**DIRECTION**: Exactly reproduce all the records, keeping pictures out of the copy.
-------- TASK INPUTS --------
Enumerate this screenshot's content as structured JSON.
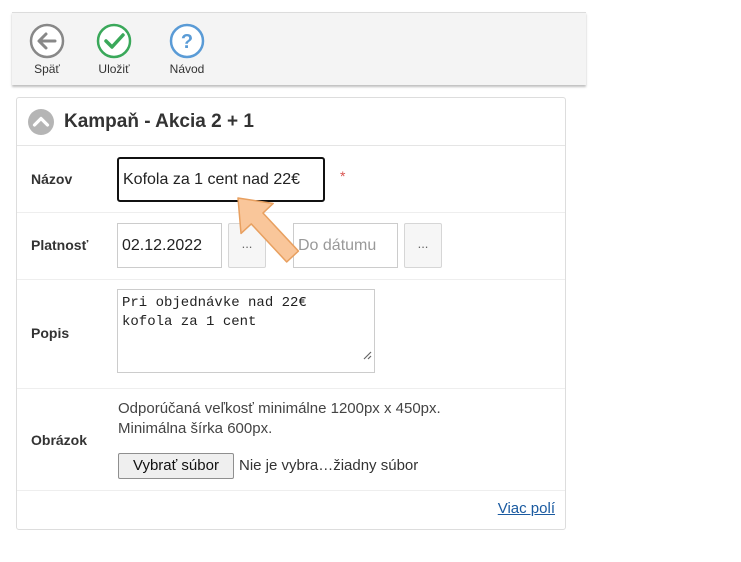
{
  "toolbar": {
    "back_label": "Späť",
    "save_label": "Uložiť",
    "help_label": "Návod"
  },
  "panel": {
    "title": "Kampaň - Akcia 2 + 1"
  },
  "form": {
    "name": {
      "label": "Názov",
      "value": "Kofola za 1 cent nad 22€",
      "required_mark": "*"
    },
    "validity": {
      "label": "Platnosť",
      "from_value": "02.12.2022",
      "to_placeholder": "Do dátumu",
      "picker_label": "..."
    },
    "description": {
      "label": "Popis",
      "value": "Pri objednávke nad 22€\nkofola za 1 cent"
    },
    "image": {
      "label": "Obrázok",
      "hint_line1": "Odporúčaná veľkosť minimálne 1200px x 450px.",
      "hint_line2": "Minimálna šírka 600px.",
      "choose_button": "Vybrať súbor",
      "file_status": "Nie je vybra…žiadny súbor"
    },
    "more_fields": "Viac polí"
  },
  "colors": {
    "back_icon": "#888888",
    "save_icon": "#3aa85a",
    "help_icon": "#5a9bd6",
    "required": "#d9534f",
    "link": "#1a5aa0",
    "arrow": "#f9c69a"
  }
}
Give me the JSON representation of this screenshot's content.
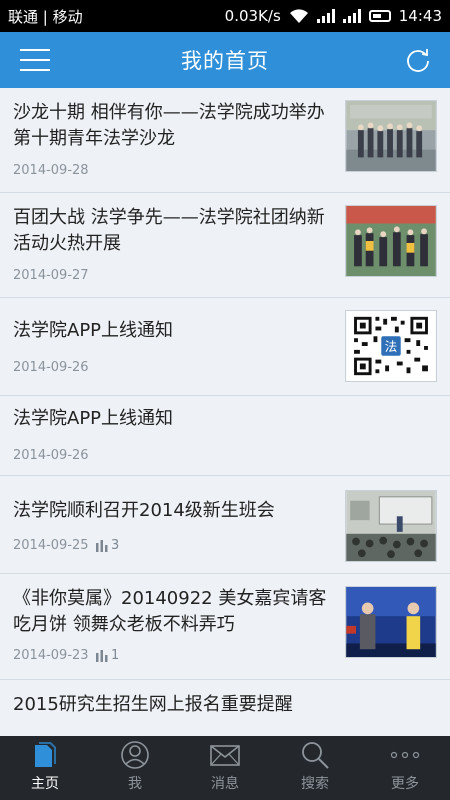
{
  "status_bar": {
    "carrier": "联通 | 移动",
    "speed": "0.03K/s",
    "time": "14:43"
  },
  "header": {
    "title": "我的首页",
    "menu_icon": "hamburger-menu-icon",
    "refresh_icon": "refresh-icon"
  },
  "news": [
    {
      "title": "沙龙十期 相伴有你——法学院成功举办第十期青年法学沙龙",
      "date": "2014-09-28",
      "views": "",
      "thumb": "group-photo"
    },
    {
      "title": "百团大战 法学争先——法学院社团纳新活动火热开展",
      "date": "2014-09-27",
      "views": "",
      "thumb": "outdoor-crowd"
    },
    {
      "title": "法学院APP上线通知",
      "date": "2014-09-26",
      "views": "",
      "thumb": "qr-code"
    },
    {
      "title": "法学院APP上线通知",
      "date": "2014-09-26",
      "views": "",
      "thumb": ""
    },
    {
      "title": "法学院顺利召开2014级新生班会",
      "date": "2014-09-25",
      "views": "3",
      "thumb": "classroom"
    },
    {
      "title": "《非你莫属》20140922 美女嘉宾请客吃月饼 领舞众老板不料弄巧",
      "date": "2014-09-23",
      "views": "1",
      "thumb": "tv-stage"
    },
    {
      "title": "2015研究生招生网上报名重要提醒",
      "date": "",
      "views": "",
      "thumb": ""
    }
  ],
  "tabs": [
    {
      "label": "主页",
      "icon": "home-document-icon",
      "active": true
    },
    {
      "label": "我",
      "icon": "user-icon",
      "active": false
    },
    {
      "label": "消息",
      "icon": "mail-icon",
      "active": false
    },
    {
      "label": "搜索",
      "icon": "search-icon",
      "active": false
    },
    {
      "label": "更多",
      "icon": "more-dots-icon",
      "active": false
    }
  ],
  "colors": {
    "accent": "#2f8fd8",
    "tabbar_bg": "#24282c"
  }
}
--------
**SOLVED PROBLEM**:
Enumerate this screenshot's content as structured JSON.
{
  "toolbar": {
    "back_label": "Späť",
    "save_label": "Uložiť",
    "help_label": "Návod"
  },
  "panel": {
    "title": "Kampaň - Akcia 2 + 1"
  },
  "form": {
    "name": {
      "label": "Názov",
      "value": "Kofola za 1 cent nad 22€",
      "required_mark": "*"
    },
    "validity": {
      "label": "Platnosť",
      "from_value": "02.12.2022",
      "to_placeholder": "Do dátumu",
      "picker_label": "..."
    },
    "description": {
      "label": "Popis",
      "value": "Pri objednávke nad 22€\nkofola za 1 cent"
    },
    "image": {
      "label": "Obrázok",
      "hint_line1": "Odporúčaná veľkosť minimálne 1200px x 450px.",
      "hint_line2": "Minimálna šírka 600px.",
      "choose_button": "Vybrať súbor",
      "file_status": "Nie je vybra…žiadny súbor"
    },
    "more_fields": "Viac polí"
  },
  "colors": {
    "back_icon": "#888888",
    "save_icon": "#3aa85a",
    "help_icon": "#5a9bd6",
    "required": "#d9534f",
    "link": "#1a5aa0",
    "arrow": "#f9c69a"
  }
}
Give me the JSON representation of this screenshot's content.
{
  "status_bar": {
    "carrier": "联通 | 移动",
    "speed": "0.03K/s",
    "time": "14:43"
  },
  "header": {
    "title": "我的首页",
    "menu_icon": "hamburger-menu-icon",
    "refresh_icon": "refresh-icon"
  },
  "news": [
    {
      "title": "沙龙十期 相伴有你——法学院成功举办第十期青年法学沙龙",
      "date": "2014-09-28",
      "views": "",
      "thumb": "group-photo"
    },
    {
      "title": "百团大战 法学争先——法学院社团纳新活动火热开展",
      "date": "2014-09-27",
      "views": "",
      "thumb": "outdoor-crowd"
    },
    {
      "title": "法学院APP上线通知",
      "date": "2014-09-26",
      "views": "",
      "thumb": "qr-code"
    },
    {
      "title": "法学院APP上线通知",
      "date": "2014-09-26",
      "views": "",
      "thumb": ""
    },
    {
      "title": "法学院顺利召开2014级新生班会",
      "date": "2014-09-25",
      "views": "3",
      "thumb": "classroom"
    },
    {
      "title": "《非你莫属》20140922 美女嘉宾请客吃月饼 领舞众老板不料弄巧",
      "date": "2014-09-23",
      "views": "1",
      "thumb": "tv-stage"
    },
    {
      "title": "2015研究生招生网上报名重要提醒",
      "date": "",
      "views": "",
      "thumb": ""
    }
  ],
  "tabs": [
    {
      "label": "主页",
      "icon": "home-document-icon",
      "active": true
    },
    {
      "label": "我",
      "icon": "user-icon",
      "active": false
    },
    {
      "label": "消息",
      "icon": "mail-icon",
      "active": false
    },
    {
      "label": "搜索",
      "icon": "search-icon",
      "active": false
    },
    {
      "label": "更多",
      "icon": "more-dots-icon",
      "active": false
    }
  ],
  "colors": {
    "accent": "#2f8fd8",
    "tabbar_bg": "#24282c"
  }
}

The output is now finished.